» **Goal of the exercise**: In the material below, find each line with the word "functional" and list it.

» **Supplied data**:
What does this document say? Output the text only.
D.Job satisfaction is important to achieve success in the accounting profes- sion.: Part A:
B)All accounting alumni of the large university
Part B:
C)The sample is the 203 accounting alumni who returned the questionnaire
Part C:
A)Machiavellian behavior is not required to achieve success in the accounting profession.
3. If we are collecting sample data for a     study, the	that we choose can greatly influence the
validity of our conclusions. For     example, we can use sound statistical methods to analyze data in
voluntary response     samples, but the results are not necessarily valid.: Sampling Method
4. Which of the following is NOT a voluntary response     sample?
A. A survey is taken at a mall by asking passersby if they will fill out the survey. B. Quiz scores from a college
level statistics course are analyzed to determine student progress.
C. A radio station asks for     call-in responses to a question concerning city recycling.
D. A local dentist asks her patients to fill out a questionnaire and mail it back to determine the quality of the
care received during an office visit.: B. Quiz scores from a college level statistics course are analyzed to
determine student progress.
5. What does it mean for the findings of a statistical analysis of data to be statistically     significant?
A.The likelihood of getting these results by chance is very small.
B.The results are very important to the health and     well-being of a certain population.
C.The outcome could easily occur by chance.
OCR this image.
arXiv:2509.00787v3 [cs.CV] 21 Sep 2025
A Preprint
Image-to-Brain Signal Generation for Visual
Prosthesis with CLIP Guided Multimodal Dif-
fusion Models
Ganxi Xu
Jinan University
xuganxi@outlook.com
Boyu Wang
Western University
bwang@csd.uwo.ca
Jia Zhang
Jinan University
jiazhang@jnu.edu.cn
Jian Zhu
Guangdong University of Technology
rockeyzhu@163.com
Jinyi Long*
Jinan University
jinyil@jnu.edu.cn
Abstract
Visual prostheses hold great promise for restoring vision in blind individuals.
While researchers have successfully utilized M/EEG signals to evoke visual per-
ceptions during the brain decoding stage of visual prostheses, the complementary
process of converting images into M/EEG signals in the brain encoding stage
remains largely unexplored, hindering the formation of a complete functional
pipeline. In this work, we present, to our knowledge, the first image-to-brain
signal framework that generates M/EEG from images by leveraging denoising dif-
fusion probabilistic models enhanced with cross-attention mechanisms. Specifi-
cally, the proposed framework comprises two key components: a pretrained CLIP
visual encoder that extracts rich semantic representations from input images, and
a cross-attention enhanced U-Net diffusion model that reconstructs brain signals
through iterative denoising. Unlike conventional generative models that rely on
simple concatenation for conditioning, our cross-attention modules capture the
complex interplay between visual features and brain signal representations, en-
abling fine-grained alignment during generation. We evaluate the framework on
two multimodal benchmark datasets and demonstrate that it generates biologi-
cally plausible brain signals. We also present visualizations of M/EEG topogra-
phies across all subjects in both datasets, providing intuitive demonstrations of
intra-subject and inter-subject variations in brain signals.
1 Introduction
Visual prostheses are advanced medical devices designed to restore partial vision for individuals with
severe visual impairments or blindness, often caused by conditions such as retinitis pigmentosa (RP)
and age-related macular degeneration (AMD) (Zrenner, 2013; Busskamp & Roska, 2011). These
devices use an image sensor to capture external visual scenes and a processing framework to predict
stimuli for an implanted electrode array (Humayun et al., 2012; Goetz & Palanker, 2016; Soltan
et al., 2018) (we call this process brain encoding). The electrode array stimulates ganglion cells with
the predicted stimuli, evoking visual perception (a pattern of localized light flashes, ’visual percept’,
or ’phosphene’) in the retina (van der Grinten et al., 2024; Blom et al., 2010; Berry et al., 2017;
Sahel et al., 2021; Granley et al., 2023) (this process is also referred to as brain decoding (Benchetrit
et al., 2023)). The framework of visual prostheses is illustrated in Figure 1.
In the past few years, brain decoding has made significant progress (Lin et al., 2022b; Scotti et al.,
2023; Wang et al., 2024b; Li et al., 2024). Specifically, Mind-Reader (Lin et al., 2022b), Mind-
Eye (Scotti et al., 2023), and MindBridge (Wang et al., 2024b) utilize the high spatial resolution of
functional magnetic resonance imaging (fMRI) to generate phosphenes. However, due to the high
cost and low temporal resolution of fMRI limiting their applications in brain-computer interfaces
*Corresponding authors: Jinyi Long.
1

» **Written solution**:
remains largely unexplored, hindering the formation of a complete functional
functional magnetic resonance imaging (fMRI) to generate phosphenes. However, due to the high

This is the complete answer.